[Extract]:
Jethro Fitzgerald Franklin (born October 25, 1965) is an American football coach and former player who most recently was the defensive line coach for the Missouri Tigers.

Playing career
Franklin was born in St. Nazaire, France, while his father was stationed in the US military.  He grew up in San Jose, California, attended Yerba Buena High School.  He attended San Jose City College, a junior college, where he played both years and earned junior college All-American honors in 1985.   He transferred to Fresno State University, where he played for two seasons.  While playing for the Bulldogs he earned All-American second-team honors both seasons, set a then-school record with 19.5 sacks his junior season, and was the Pacific Coast Conference Defensive Player of the Year and Fresno State's MVP as a 1987 senior. He graduated from Fresno State with a bachelor's degree in criminology in 1988.

[Problem requirements]: Please carry on the biography of Jethro Franklin, picking up right after its final sentence.

[Record extracts]:
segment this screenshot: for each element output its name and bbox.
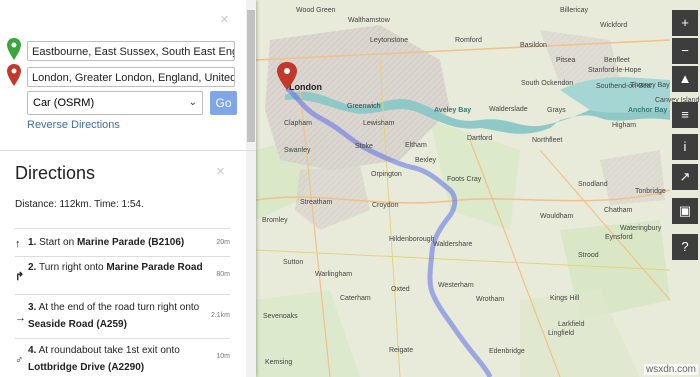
turn-right-end-icon: → xyxy=(15,312,26,324)
map-place-label: Romford xyxy=(455,37,482,44)
map-place-label: Lewisham xyxy=(363,120,395,127)
step-distance: 20m xyxy=(216,239,230,246)
note-button[interactable]: ▣ xyxy=(672,198,698,224)
map-place-label: Eltham xyxy=(405,142,427,149)
go-button[interactable]: Go xyxy=(210,91,237,115)
chevron-down-icon: ⌄ xyxy=(188,97,197,108)
map-place-label: Greenwich xyxy=(347,103,381,110)
share-button[interactable]: ↗ xyxy=(672,164,698,190)
map-place-label: Benfleet xyxy=(604,57,630,64)
reverse-directions-link[interactable]: Reverse Directions xyxy=(27,119,120,131)
directions-summary: Distance: 112km. Time: 1:54. xyxy=(15,199,144,210)
map-place-label: South Ockendon xyxy=(521,80,573,87)
map-place-label: Lingfield xyxy=(548,330,574,337)
map-place-label: Oxted xyxy=(391,286,410,293)
map-place-label: Wateringbury xyxy=(620,225,662,232)
scrollbar-thumb[interactable] xyxy=(247,10,255,142)
map-place-label: Croydon xyxy=(372,202,399,209)
map-place-label: Sevenoaks xyxy=(263,313,298,320)
map-place-label: Basildon xyxy=(520,42,547,49)
map-place-label: Chatham xyxy=(604,207,633,214)
map-place-label: Westerham xyxy=(438,282,474,289)
map-place-label: Stanford-le-Hope xyxy=(588,67,641,74)
map-place-label: Wrotham xyxy=(476,296,504,303)
map-place-label: Edenbridge xyxy=(489,348,525,355)
map-place-label: Northfleet xyxy=(532,137,562,144)
map-place-label: Orpington xyxy=(371,171,402,178)
list-item[interactable]: ♂ 4. At roundabout take 1st exit onto Lo… xyxy=(15,338,230,377)
map-place-label: Wood Green xyxy=(296,7,336,14)
map-place-label: Waldershare xyxy=(433,241,473,248)
turn-right-icon: ↱ xyxy=(15,271,25,283)
map-place-label: Snodland xyxy=(578,181,608,188)
step-distance: 2.1km xyxy=(210,312,230,319)
map-place-label: Wickford xyxy=(600,22,627,29)
straight-arrow-icon: ↑ xyxy=(15,238,21,250)
watermark: wsxdn.com xyxy=(643,364,698,375)
directions-title: Directions xyxy=(15,163,96,183)
map-place-label: Warlingham xyxy=(315,271,352,278)
map-place-label: Leytonstone xyxy=(370,37,408,44)
map-place-label: Walderslade xyxy=(489,106,528,113)
close-search-icon[interactable]: × xyxy=(220,12,229,27)
list-item[interactable]: ↱ 2. Turn right onto Marine Parade Road … xyxy=(15,256,230,295)
info-button[interactable]: i xyxy=(672,134,698,160)
map-place-label: Tonbridge xyxy=(635,188,666,195)
step-distance: 10m xyxy=(216,353,230,360)
map-place-label: Bexley xyxy=(415,157,437,164)
map-place-label: Aveley Bay xyxy=(434,107,471,114)
sidebar-panel: × Eastbourne, East Sussex, South East En… xyxy=(0,0,256,377)
map-place-label: Swanley xyxy=(284,147,311,154)
map-place-label: Billericay xyxy=(560,7,589,14)
map-place-label: Anchor Bay xyxy=(628,107,667,114)
map-place-label: Wouldham xyxy=(540,213,574,220)
map-place-label: Dartford xyxy=(467,135,492,142)
map-place-label: Reigate xyxy=(389,347,413,354)
step-text: 1. Start on Marine Parade (B2106) xyxy=(28,237,185,248)
zoom-in-button[interactable]: + xyxy=(672,10,698,36)
map-place-label: London xyxy=(289,82,322,92)
map-place-label: Thorney Bay xyxy=(630,82,670,89)
divider xyxy=(0,150,256,151)
end-marker-icon xyxy=(7,64,21,86)
start-marker-icon xyxy=(7,38,21,60)
map-place-label: Kings Hill xyxy=(550,295,580,302)
map-place-label: Caterham xyxy=(340,295,371,302)
map-place-label: Walthamstow xyxy=(348,17,391,24)
map-place-label: Clapham xyxy=(284,120,312,127)
map-place-label: Sutton xyxy=(283,259,303,266)
step-text: 2. Turn right onto Marine Parade Road xyxy=(28,262,203,273)
map-place-label: Pitsea xyxy=(556,57,576,64)
map-place-label: Grays xyxy=(547,107,566,114)
layers-button[interactable]: ≡ xyxy=(672,102,698,128)
from-input[interactable]: Eastbourne, East Sussex, South East Engl… xyxy=(27,41,235,61)
close-directions-icon[interactable]: × xyxy=(216,164,225,179)
routing-engine-value: Car (OSRM) xyxy=(33,97,95,109)
query-button[interactable]: ? xyxy=(672,234,698,260)
list-item[interactable]: ↑ 1. Start on Marine Parade (B2106) 20m xyxy=(15,228,230,257)
locate-button[interactable]: ▲ xyxy=(672,66,698,92)
routing-engine-select[interactable]: Car (OSRM) ⌄ xyxy=(27,91,203,115)
map-place-label: Larkfield xyxy=(558,321,585,328)
map-place-label: Higham xyxy=(612,122,636,129)
step-text: 3. At the end of the road turn right ont… xyxy=(28,302,200,330)
list-item[interactable]: → 3. At the end of the road turn right o… xyxy=(15,294,230,339)
map-place-label: Stoke xyxy=(355,143,373,150)
roundabout-icon: ♂ xyxy=(15,354,24,366)
map-place-label: Bromley xyxy=(262,217,288,224)
zoom-out-button[interactable]: − xyxy=(672,38,698,64)
directions-search-box: × Eastbourne, East Sussex, South East En… xyxy=(0,0,246,150)
map-place-label: Streatham xyxy=(300,199,332,206)
map-place-label: Foots Cray xyxy=(447,176,482,183)
map-place-label: Strood xyxy=(578,252,599,259)
map-place-label: Hildenborough xyxy=(389,236,435,243)
map-place-label: Eynsford xyxy=(605,234,633,241)
map-place-label: Kemsing xyxy=(265,359,292,366)
step-text: 4. At roundabout take 1st exit onto Lott… xyxy=(28,345,180,373)
step-distance: 80m xyxy=(216,271,230,278)
to-input[interactable]: London, Greater London, England, United … xyxy=(27,67,235,87)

[Expected answer]:
In the 1988 NFL Draft, Franklin was drafted in the 11th round (298th overall) by the Houston Oilers.  He did not play for the Oilers, but played defensive line for the Seattle Seahawks in the 1989 season.  He then was the No. 1 draft choice of the San Antonio Riders of the World League of American Football in 1991, but instead opted to begin his coaching career.

Coaching career

Fresno State
Franklin returned to Fresno State to coach the defensive line from 1991–1998, this term included a pair of NFL coaching fellowships, working with the Buffalo Bills in the summer of 1994 and the Cleveland Browns in the summer of 1995.

UCLA
In 1999, he coached the interior defensive line for UCLA.

Green Bay Packers
He then served as Defensive Line Coach for the Green Bay Packers from 2000–2004.

USC
He coached the defensive line for USC during the 2005 season. He coached for the Tampa Bay Buccaneers in 2006.

Houston Texans
He was a member of the Houston Texans from 2007 to 2008.

USC
Franklin returned to USC as the defensive line coach in 2009.

Temple University
He moved to coach the Defensive line at Temple Owls.

University of Miami
In 2011, he moved with Al Golden to the Miami Hurricanes.

Oakland Raiders
On February 6, 2015, he joined the Oakland Raiders.

Seattle Seahawks
On January 31, 2018, Franklin joined the Seattle Seahawks as assistant defensive line coach.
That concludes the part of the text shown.